## OBJECTIVE
Scan the records for the word "financial". Copy each line that includes it.

[Saved data entries]
/---
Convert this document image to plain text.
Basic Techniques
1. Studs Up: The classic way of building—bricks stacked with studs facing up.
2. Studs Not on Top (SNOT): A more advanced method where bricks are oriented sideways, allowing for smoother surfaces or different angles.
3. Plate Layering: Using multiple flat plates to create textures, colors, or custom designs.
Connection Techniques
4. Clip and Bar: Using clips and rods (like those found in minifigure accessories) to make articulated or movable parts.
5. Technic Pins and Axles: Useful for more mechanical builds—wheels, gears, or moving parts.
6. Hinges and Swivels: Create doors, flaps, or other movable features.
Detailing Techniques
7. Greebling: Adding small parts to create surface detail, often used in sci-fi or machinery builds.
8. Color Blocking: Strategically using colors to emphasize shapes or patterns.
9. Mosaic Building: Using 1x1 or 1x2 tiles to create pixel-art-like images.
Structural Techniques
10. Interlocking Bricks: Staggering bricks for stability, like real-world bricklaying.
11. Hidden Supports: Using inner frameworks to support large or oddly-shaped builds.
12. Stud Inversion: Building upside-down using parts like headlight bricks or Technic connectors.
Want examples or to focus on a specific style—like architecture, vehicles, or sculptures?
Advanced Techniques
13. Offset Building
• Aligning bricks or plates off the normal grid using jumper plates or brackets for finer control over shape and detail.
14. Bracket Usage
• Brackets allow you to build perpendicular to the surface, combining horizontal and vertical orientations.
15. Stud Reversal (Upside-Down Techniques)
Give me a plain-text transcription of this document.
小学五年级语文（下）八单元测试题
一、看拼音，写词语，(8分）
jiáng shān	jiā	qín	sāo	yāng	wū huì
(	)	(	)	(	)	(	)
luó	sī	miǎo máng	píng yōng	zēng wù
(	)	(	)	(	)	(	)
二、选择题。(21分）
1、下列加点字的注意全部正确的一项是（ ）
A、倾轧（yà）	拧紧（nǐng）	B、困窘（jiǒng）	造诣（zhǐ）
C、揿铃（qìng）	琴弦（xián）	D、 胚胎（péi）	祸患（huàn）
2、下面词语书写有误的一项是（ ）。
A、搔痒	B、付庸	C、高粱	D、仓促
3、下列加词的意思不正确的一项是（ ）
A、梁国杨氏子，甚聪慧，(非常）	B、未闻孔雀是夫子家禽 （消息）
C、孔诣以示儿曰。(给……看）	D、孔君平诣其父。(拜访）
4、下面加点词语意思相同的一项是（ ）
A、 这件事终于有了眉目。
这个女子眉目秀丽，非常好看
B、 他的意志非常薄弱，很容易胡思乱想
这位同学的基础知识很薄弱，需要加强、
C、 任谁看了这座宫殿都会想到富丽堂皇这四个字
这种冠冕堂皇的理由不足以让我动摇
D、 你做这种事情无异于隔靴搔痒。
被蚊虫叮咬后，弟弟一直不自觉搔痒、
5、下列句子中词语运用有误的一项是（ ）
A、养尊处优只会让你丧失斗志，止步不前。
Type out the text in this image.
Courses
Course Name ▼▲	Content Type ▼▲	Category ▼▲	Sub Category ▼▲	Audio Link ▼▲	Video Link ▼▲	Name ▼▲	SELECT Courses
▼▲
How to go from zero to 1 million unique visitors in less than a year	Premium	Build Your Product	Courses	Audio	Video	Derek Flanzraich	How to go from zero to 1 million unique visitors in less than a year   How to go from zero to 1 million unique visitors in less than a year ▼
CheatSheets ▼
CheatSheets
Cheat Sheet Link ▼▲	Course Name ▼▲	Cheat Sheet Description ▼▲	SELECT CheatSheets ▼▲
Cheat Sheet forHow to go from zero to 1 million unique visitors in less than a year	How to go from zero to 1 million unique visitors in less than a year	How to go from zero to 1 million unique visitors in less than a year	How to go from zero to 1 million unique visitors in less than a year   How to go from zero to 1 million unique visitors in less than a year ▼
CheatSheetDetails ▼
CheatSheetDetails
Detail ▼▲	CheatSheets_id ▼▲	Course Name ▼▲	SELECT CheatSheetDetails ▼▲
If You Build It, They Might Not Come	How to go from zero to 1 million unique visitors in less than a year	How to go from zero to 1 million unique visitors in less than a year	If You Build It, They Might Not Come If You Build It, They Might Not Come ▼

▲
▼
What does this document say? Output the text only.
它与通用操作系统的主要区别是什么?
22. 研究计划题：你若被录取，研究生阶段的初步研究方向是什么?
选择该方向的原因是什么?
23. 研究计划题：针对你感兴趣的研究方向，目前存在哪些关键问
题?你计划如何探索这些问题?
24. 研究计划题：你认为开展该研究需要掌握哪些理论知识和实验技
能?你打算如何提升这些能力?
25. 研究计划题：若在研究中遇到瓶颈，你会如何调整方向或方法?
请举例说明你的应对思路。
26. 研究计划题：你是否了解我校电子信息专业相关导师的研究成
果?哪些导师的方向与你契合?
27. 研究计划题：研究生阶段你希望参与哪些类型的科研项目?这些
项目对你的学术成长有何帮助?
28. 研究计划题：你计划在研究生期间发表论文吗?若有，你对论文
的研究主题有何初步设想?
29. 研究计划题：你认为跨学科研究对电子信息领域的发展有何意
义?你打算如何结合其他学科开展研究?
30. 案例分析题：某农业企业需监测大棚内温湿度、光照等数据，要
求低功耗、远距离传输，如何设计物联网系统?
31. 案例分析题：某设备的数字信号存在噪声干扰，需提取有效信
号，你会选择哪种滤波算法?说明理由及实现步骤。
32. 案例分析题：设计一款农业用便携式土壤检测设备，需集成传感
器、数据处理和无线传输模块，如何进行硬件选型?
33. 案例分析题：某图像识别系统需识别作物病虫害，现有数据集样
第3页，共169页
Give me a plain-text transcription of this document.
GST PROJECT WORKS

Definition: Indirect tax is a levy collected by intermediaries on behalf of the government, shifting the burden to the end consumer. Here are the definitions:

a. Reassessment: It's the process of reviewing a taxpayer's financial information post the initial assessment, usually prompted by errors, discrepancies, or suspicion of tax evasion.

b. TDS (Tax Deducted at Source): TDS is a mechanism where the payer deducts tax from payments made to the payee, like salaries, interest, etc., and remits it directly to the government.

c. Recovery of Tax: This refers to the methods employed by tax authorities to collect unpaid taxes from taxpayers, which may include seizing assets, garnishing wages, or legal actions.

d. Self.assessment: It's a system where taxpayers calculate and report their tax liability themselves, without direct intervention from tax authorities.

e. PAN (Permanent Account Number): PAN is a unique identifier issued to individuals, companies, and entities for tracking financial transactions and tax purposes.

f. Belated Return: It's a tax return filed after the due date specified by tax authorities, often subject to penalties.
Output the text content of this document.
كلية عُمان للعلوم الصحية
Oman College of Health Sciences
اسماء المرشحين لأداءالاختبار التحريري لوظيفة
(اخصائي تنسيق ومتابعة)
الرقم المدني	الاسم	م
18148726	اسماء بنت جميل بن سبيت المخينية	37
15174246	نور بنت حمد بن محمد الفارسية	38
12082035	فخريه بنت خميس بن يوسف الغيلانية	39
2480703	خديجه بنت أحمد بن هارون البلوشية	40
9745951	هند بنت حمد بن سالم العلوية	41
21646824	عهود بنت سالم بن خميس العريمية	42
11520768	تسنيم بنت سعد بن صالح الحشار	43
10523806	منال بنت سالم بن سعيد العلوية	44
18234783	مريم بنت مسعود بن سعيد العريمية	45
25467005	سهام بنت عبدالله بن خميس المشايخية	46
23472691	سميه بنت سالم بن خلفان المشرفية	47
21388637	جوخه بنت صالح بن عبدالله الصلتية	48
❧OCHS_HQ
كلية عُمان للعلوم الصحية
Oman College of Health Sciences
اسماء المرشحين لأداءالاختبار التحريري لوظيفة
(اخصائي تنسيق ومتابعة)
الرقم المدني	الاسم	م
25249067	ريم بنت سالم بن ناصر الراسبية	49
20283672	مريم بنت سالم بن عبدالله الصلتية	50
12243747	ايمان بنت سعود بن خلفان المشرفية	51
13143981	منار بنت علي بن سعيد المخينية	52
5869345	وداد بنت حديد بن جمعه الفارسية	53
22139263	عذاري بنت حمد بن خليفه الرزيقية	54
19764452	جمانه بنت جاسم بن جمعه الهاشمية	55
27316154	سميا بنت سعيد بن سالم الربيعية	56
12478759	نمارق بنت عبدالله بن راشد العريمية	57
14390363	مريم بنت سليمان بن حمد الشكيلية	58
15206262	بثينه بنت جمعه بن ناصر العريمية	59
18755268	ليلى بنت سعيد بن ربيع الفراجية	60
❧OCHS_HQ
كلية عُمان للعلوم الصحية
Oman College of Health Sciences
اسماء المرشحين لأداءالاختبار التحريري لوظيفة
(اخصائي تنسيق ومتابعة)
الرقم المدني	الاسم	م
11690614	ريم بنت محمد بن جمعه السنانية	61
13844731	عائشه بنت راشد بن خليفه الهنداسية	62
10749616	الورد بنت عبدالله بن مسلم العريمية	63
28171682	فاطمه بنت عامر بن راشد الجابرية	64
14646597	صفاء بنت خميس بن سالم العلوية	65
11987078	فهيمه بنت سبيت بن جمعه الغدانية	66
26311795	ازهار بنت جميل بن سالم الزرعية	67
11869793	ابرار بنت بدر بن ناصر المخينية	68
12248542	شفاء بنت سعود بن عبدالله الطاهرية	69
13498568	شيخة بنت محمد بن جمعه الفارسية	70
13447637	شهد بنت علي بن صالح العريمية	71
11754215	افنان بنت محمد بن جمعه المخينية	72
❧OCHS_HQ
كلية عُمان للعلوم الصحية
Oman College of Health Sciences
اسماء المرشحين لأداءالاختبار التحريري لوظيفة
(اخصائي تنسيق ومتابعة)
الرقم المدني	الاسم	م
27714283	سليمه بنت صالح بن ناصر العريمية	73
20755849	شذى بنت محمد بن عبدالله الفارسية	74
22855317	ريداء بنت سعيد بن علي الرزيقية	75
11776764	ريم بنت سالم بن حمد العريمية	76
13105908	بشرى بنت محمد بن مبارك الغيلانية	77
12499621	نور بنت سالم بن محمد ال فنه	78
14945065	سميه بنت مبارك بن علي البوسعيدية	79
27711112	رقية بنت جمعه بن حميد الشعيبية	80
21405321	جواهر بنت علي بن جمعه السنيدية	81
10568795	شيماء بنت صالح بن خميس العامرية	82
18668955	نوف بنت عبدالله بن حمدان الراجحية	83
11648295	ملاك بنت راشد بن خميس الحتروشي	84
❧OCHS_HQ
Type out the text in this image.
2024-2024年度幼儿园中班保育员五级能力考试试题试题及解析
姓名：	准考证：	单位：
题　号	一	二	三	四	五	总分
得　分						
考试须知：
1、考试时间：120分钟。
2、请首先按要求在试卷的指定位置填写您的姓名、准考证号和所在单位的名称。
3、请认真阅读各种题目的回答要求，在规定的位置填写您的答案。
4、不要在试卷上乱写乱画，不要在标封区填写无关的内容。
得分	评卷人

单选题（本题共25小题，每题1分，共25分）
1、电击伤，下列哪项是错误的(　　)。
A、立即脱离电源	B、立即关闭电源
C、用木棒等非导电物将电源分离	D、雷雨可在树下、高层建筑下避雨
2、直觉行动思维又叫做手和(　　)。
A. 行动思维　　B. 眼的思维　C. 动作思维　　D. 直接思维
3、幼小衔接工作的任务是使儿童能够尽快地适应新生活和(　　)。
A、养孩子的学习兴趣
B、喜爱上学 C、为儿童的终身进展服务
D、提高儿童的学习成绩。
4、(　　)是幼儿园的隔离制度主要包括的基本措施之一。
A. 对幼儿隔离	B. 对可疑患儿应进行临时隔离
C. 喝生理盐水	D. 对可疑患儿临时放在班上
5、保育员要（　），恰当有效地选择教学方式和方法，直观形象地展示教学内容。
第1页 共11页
\---
## THE RESULT
a. Reassessment: It's the process of reviewing a taxpayer's financial information post the initial assessment, usually prompted by errors, discrepancies, or suspicion of tax evasion.
e. PAN (Permanent Account Number): PAN is a unique identifier issued to individuals, companies, and entities for tracking financial transactions and tax purposes.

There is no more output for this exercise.